[RECORD SET]:
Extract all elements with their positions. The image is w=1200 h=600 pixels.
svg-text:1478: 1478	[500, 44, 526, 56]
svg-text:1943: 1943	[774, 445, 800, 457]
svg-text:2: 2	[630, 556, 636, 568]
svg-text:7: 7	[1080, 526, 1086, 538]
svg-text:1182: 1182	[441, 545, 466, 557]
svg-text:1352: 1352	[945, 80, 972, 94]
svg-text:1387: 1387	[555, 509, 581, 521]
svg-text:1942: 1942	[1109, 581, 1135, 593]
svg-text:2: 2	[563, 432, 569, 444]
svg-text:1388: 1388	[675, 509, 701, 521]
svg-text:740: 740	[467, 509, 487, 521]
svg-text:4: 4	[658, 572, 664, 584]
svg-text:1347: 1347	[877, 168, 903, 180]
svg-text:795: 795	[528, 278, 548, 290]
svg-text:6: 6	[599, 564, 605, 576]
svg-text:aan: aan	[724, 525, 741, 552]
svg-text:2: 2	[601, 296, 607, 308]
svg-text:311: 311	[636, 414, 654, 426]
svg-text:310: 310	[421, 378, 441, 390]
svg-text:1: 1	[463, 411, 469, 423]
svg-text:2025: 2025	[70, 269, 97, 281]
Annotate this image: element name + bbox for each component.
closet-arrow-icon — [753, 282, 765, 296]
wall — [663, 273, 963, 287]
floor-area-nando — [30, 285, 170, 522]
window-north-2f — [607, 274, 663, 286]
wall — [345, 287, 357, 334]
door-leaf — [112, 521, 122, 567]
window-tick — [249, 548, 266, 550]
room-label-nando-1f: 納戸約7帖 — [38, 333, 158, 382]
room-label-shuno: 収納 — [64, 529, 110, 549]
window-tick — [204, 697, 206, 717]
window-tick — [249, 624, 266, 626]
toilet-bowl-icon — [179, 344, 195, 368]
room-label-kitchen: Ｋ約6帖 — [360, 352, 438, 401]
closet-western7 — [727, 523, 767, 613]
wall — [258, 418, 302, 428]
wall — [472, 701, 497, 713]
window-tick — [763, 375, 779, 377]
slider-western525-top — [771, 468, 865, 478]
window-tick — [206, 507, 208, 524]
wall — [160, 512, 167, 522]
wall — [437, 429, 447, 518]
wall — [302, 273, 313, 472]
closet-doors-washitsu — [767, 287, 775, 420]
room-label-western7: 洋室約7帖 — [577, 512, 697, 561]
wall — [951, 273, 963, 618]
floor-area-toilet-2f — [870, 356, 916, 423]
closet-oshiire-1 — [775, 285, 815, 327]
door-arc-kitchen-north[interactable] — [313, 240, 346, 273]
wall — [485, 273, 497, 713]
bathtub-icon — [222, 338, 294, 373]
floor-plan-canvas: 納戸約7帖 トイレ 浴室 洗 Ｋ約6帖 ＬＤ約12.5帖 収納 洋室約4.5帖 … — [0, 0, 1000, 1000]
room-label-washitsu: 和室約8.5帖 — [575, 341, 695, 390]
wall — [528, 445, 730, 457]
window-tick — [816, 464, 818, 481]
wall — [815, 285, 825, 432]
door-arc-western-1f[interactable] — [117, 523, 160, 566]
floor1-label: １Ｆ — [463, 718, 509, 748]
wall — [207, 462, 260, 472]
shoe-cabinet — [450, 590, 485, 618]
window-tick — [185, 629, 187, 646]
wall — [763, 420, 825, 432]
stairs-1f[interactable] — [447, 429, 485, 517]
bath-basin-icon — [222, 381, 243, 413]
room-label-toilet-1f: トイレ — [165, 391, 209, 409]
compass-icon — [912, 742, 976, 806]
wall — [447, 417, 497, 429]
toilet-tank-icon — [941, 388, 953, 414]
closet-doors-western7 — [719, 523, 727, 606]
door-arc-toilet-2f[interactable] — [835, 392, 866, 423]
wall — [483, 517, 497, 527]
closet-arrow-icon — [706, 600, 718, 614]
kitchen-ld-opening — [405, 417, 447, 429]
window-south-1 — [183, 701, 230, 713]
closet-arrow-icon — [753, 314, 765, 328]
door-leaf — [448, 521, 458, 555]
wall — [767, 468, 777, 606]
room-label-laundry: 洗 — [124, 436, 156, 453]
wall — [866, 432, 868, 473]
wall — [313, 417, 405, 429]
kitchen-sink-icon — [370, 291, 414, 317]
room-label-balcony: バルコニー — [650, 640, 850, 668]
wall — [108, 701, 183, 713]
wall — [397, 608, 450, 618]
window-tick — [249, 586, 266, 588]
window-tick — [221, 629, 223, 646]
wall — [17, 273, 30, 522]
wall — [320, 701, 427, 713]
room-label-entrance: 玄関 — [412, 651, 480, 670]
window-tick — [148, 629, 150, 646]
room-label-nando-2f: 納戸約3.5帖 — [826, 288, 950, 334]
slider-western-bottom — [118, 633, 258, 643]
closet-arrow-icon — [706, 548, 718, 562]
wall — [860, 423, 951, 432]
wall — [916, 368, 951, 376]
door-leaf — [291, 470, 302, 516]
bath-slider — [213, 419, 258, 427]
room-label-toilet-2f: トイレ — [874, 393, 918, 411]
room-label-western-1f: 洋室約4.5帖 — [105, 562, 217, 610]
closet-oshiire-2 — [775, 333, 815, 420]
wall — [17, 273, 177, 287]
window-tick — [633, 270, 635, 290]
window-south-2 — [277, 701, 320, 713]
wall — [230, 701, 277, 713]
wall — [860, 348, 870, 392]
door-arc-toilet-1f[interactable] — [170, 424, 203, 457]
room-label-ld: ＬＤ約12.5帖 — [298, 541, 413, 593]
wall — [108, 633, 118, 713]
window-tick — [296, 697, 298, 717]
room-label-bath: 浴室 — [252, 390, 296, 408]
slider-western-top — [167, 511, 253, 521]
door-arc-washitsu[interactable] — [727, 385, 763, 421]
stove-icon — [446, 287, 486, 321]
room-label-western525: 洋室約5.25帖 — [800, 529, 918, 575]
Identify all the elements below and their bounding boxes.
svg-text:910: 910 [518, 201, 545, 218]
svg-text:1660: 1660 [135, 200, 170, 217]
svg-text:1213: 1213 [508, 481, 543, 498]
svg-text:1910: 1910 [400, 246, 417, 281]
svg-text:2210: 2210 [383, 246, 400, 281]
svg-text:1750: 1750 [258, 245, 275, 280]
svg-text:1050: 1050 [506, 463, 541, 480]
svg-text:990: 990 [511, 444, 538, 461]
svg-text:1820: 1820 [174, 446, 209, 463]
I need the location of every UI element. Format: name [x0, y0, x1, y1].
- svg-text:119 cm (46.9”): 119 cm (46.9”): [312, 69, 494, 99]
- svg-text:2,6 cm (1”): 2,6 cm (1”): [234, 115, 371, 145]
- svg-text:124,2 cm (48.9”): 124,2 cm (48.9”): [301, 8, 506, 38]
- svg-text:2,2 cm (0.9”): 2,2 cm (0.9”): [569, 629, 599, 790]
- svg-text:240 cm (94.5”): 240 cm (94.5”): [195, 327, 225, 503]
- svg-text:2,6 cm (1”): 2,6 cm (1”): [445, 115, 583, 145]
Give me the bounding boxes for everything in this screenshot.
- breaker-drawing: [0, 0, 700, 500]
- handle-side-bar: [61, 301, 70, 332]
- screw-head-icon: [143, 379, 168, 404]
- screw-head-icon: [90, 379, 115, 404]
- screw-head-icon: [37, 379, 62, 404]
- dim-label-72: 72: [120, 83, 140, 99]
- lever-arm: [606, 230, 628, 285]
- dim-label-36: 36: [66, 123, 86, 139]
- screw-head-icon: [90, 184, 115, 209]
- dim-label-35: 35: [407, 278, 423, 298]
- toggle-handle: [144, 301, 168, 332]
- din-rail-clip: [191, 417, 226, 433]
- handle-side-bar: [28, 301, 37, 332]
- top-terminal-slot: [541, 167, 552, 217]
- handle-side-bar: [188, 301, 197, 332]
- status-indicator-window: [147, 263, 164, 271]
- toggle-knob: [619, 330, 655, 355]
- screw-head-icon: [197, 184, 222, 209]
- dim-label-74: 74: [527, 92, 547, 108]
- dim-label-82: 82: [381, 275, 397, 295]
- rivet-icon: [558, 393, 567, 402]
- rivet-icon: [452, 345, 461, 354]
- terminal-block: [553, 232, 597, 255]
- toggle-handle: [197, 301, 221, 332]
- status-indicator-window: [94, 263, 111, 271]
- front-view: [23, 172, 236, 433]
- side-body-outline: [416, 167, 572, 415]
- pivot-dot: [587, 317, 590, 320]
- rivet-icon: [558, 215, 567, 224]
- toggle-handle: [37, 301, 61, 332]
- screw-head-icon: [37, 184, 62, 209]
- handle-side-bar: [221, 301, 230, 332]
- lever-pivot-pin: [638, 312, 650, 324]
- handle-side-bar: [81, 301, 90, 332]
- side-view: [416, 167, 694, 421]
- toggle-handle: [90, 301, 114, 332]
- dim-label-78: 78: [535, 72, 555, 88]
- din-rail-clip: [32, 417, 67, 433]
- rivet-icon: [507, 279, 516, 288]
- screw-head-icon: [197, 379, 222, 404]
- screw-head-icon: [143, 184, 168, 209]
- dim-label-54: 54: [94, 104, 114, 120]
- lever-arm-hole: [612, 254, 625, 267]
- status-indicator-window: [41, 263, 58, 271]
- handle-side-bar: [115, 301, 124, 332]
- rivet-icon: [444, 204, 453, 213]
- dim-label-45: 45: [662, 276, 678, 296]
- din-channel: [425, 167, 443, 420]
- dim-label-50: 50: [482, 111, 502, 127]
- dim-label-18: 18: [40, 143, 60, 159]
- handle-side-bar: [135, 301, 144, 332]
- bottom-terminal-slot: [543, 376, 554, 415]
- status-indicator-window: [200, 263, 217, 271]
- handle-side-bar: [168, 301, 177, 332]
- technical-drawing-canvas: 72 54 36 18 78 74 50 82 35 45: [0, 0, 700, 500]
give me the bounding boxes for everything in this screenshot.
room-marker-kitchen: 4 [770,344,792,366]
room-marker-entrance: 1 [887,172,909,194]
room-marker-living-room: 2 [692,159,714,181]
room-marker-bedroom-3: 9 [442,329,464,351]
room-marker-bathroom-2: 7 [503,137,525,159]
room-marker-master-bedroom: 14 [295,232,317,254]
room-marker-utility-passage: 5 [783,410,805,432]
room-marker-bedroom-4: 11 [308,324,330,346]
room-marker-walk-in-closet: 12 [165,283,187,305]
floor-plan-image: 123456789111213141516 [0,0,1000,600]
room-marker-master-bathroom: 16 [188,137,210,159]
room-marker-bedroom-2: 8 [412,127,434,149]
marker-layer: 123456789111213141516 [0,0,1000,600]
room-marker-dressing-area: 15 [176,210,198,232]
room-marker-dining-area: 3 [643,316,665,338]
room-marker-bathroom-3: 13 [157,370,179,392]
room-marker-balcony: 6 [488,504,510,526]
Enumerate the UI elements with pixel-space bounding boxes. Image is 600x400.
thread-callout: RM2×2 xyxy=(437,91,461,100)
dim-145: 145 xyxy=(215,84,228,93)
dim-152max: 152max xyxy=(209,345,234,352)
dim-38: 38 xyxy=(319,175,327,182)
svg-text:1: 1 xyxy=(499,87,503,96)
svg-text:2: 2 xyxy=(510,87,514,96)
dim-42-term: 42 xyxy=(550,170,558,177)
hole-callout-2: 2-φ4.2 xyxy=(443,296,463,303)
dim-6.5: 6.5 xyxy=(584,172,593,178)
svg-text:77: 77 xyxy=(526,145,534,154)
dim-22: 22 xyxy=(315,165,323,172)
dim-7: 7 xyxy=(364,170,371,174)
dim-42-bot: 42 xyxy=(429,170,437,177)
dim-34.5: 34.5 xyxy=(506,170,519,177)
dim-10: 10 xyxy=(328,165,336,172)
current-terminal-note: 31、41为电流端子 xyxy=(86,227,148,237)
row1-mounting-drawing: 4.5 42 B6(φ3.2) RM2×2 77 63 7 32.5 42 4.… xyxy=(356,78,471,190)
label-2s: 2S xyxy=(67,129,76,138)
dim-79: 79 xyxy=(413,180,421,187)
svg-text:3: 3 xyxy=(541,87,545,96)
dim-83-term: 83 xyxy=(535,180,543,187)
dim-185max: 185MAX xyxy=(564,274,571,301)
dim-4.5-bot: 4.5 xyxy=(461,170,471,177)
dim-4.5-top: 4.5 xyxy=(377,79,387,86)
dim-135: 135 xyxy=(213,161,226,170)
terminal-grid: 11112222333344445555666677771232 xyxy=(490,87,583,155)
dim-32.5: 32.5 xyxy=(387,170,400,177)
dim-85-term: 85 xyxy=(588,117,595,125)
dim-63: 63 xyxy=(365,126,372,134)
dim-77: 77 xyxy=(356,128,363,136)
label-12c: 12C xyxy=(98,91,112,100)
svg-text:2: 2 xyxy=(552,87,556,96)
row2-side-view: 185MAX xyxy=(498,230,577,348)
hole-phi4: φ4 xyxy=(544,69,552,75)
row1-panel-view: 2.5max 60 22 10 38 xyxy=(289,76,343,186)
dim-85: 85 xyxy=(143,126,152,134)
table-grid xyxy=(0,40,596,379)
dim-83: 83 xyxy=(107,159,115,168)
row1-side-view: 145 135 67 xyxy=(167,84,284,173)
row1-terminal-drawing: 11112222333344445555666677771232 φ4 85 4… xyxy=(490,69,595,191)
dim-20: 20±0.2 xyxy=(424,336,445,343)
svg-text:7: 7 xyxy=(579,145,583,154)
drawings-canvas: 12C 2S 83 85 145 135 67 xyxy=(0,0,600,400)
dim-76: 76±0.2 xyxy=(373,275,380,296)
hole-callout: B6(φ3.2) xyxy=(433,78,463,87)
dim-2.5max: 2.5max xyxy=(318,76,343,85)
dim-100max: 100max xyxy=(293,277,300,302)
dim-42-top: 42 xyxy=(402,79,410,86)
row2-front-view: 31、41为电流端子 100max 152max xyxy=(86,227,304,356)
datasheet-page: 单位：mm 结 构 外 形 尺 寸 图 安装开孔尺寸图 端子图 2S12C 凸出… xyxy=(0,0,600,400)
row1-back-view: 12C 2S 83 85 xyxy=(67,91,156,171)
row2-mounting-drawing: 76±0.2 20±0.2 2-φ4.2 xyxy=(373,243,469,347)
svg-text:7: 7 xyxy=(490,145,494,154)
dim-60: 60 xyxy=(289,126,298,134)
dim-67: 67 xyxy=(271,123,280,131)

[WHAT IS ASKED]: Repeat everything in the listing from the start down to the line that contains "80, 972, 94]", word for word, including that line.

[RESULT OF THIS TASK]:
Extract all elements with their positions. The image is w=1200 h=600 pixels.
svg-text:1478: 1478	[500, 44, 526, 56]
svg-text:1943: 1943	[774, 445, 800, 457]
svg-text:2: 2	[630, 556, 636, 568]
svg-text:7: 7	[1080, 526, 1086, 538]
svg-text:1182: 1182	[441, 545, 466, 557]
svg-text:1352: 1352	[945, 80, 972, 94]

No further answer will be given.